Your goal:
List each line of the data that holds the string "fishing".

Stored items:
· · · ·

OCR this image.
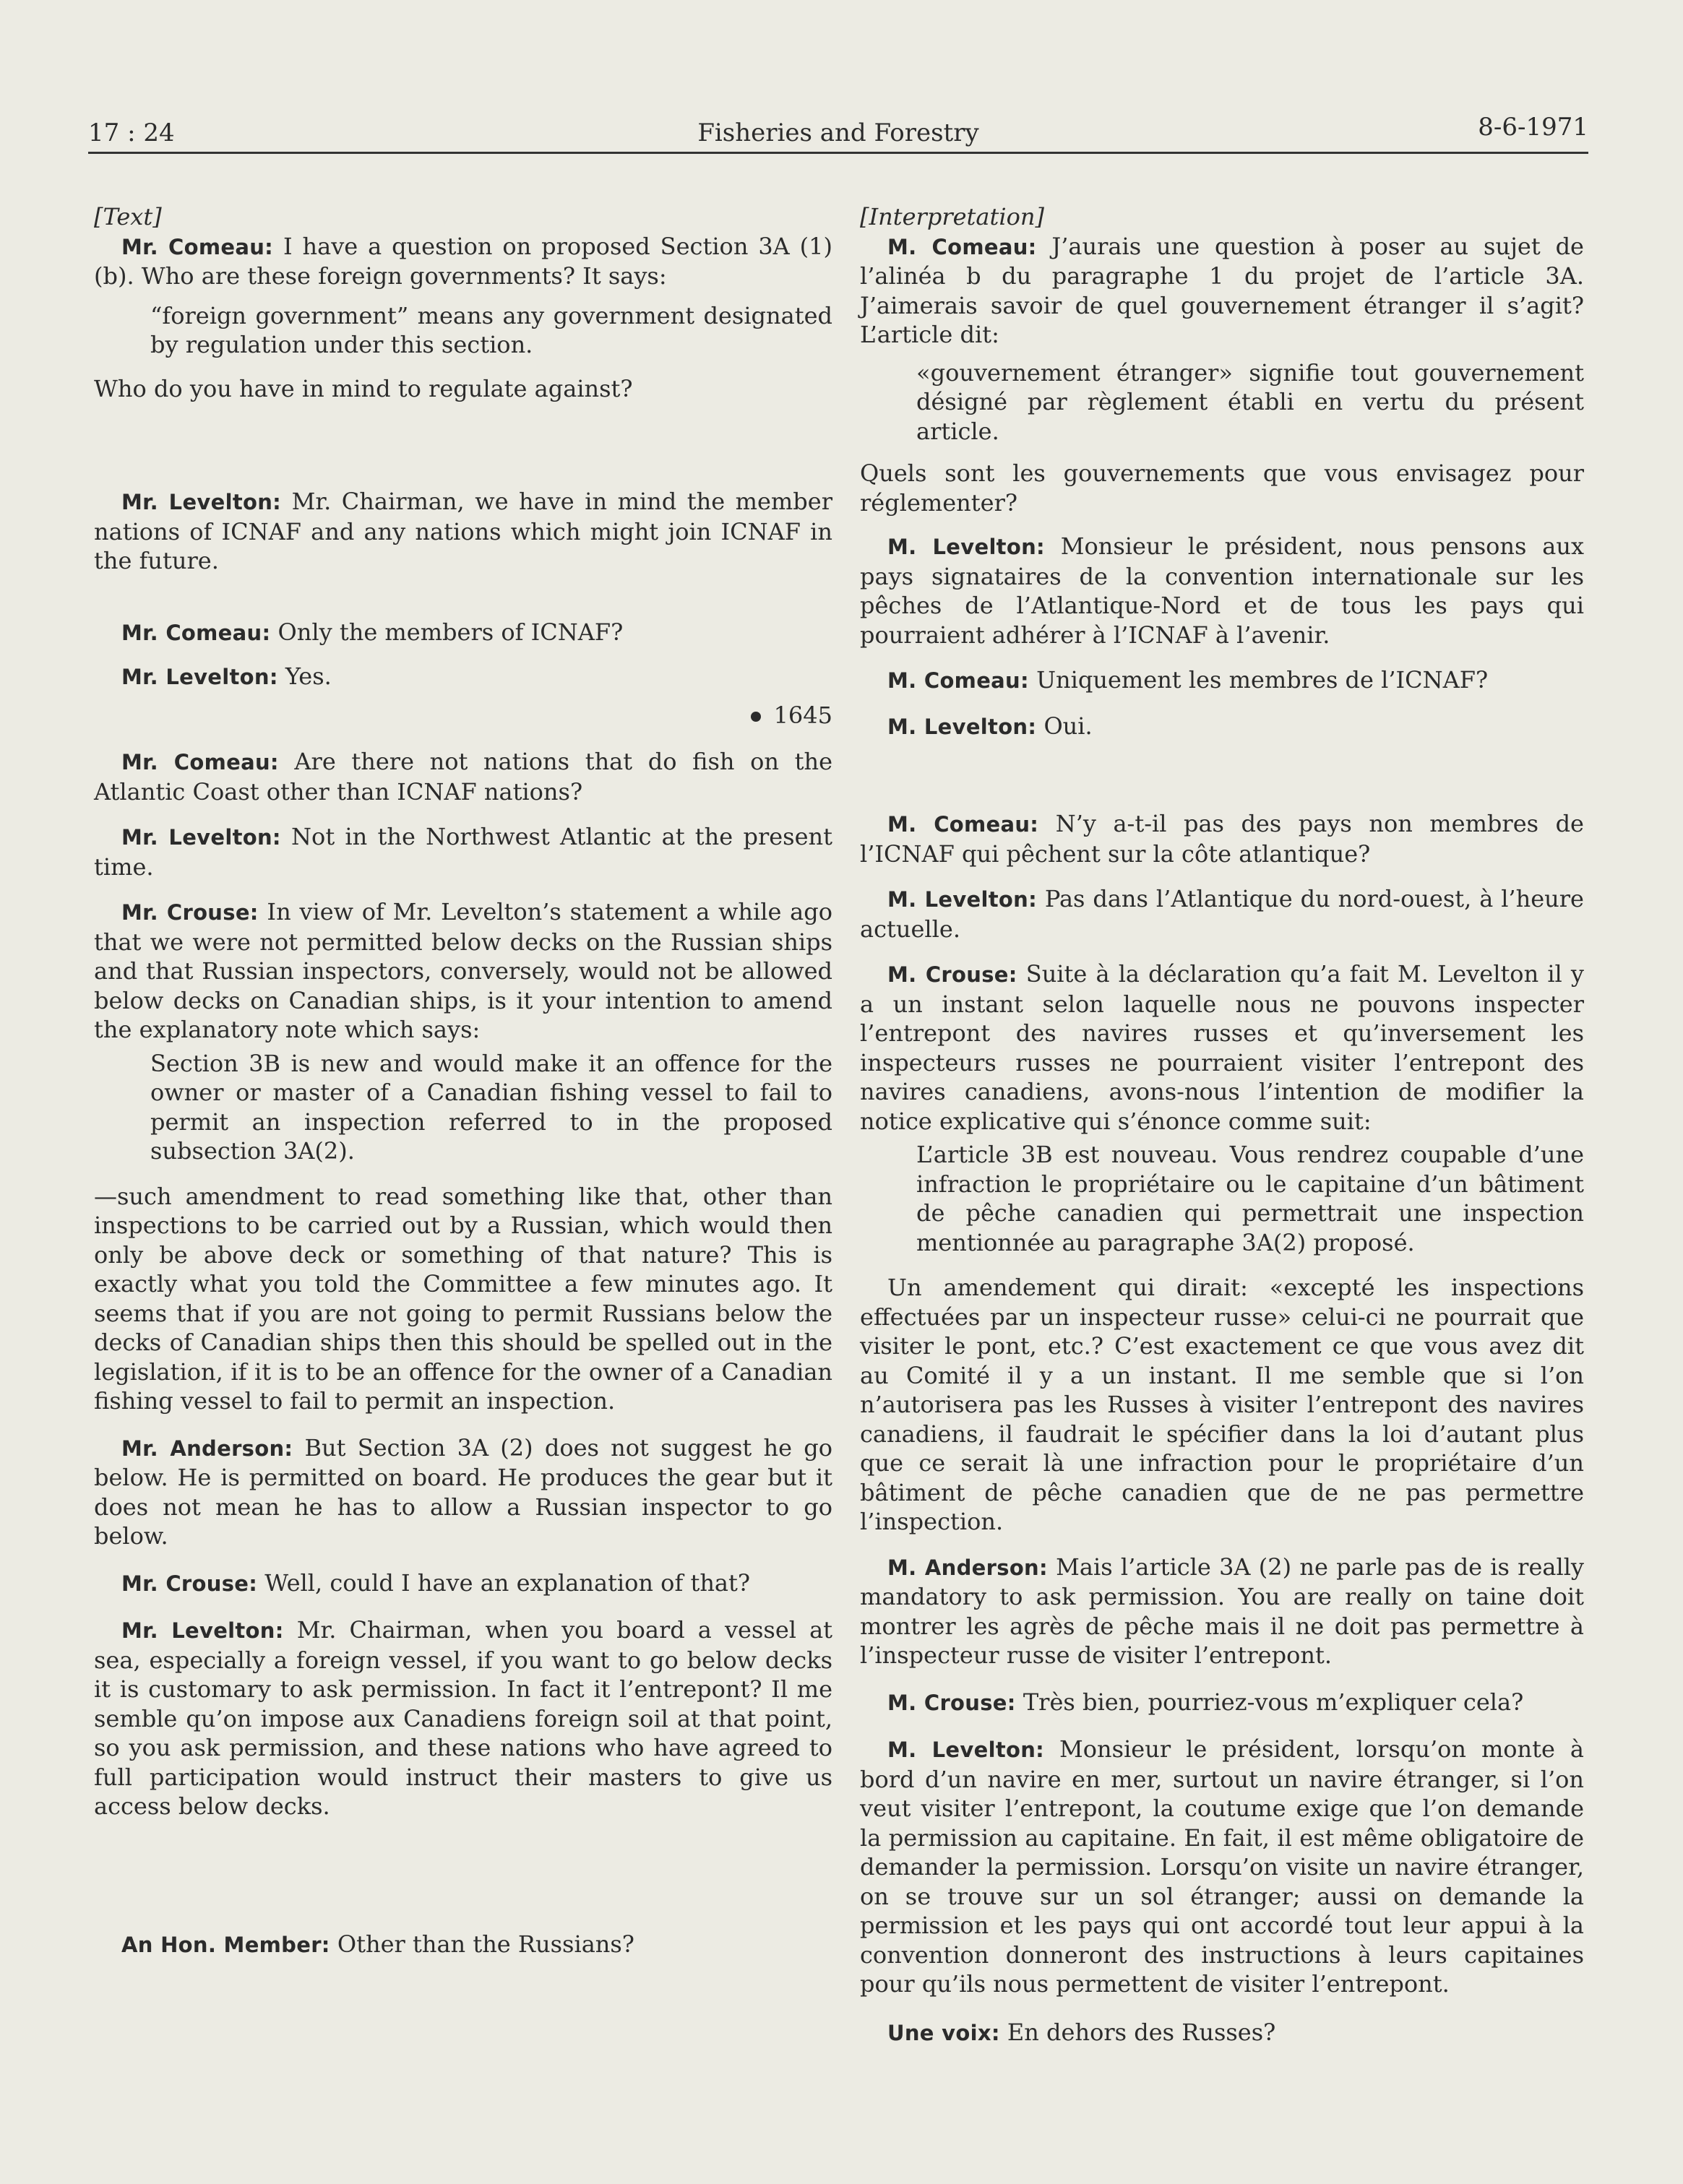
17 : 24	Fisheries and Forestry	8-6-1971

[Text]

Mr. Comeau: I have a question on proposed Section 3A (1)(b). Who are these foreign governments? It says:

“foreign government” means any government designated by regulation under this section.

Who do you have in mind to regulate against?

Mr. Levelton: Mr. Chairman, we have in mind the member nations of ICNAF and any nations which might join ICNAF in the future.

Mr. Comeau: Only the members of ICNAF?

Mr. Levelton: Yes.

1645

Mr. Comeau: Are there not nations that do fish on the Atlantic Coast other than ICNAF nations?

Mr. Levelton: Not in the Northwest Atlantic at the present time.

Mr. Crouse: In view of Mr. Levelton’s statement a while ago that we were not permitted below decks on the Russian ships and that Russian inspectors, conversely, would not be allowed below decks on Canadian ships, is it your intention to amend the explanatory note which says:

Section 3B is new and would make it an offence for the owner or master of a Canadian fishing vessel to fail to permit an inspection referred to in the proposed subsection 3A(2).

—such amendment to read something like that, other than inspections to be carried out by a Russian, which would then only be above deck or something of that nature? This is exactly what you told the Committee a few minutes ago. It seems that if you are not going to permit Russians below the decks of Canadian ships then this should be spelled out in the legislation, if it is to be an offence for the owner of a Canadian fishing vessel to fail to permit an inspection.

Mr. Anderson: But Section 3A (2) does not suggest he go below. He is permitted on board. He produces the gear but it does not mean he has to allow a Russian inspector to go below.

Mr. Crouse: Well, could I have an explanation of that?

Mr. Levelton: Mr. Chairman, when you board a vessel at sea, especially a foreign vessel, if you want to go below decks it is customary to ask permission. In fact it l’entrepont? Il me semble qu’on impose aux Canadiens foreign soil at that point, so you ask permission, and these nations who have agreed to full participation would instruct their masters to give us access below decks.

An Hon. Member: Other than the Russians?

[Interpretation]

M. Comeau: J’aurais une question à poser au sujet de l’alinéa b du paragraphe 1 du projet de l’article 3A. J’aimerais savoir de quel gouvernement étranger il s’agit? L’article dit:

«gouvernement étranger» signifie tout gouvernement désigné par règlement établi en vertu du présent article.

Quels sont les gouvernements que vous envisagez pour réglementer?

M. Levelton: Monsieur le président, nous pensons aux pays signataires de la convention internationale sur les pêches de l’Atlantique-Nord et de tous les pays qui pourraient adhérer à l’ICNAF à l’avenir.

M. Comeau: Uniquement les membres de l’ICNAF?

M. Levelton: Oui.

M. Comeau: N’y a-t-il pas des pays non membres de l’ICNAF qui pêchent sur la côte atlantique?

M. Levelton: Pas dans l’Atlantique du nord-ouest, à l’heure actuelle.

M. Crouse: Suite à la déclaration qu’a fait M. Levelton il y a un instant selon laquelle nous ne pouvons inspecter l’entrepont des navires russes et qu’inversement les inspecteurs russes ne pourraient visiter l’entrepont des navires canadiens, avons-nous l’intention de modifier la notice explicative qui s’énonce comme suit:

L’article 3B est nouveau. Vous rendrez coupable d’une infraction le propriétaire ou le capitaine d’un bâtiment de pêche canadien qui permettrait une inspection mentionnée au paragraphe 3A(2) proposé.

Un amendement qui dirait: «excepté les inspections effectuées par un inspecteur russe» celui-ci ne pourrait que visiter le pont, etc.? C’est exactement ce que vous avez dit au Comité il y a un instant. Il me semble que si l’on n’autorisera pas les Russes à visiter l’entrepont des navires canadiens, il faudrait le spécifier dans la loi d’autant plus que ce serait là une infraction pour le propriétaire d’un bâtiment de pêche canadien que de ne pas permettre l’inspection.

M. Anderson: Mais l’article 3A (2) ne parle pas de is really mandatory to ask permission. You are really on taine doit montrer les agrès de pêche mais il ne doit pas permettre à l’inspecteur russe de visiter l’entrepont.

M. Crouse: Très bien, pourriez-vous m’expliquer cela?

M. Levelton: Monsieur le président, lorsqu’on monte à bord d’un navire en mer, surtout un navire étranger, si l’on veut visiter l’entrepont, la coutume exige que l’on demande la permission au capitaine. En fait, il est même obligatoire de demander la permission. Lorsqu’on visite un navire étranger, on se trouve sur un sol étranger; aussi on demande la permission et les pays qui ont accordé tout leur appui à la convention donneront des instructions à leurs capitaines pour qu’ils nous permettent de visiter l’entrepont.

Une voix: En dehors des Russes?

· · · ·

Worked answer:
Section 3B is new and would make it an offence for the owner or master of a Canadian fishing vessel to fail to permit an inspection referred to in the proposed subsection 3A(2).
—such amendment to read something like that, other than inspections to be carried out by a Russian, which would then only be above deck or something of that nature? This is exactly what you told the Committee a few minutes ago. It seems that if you are not going to permit Russians below the decks of Canadian ships then this should be spelled out in the legislation, if it is to be an offence for the owner of a Canadian fishing vessel to fail to permit an inspection.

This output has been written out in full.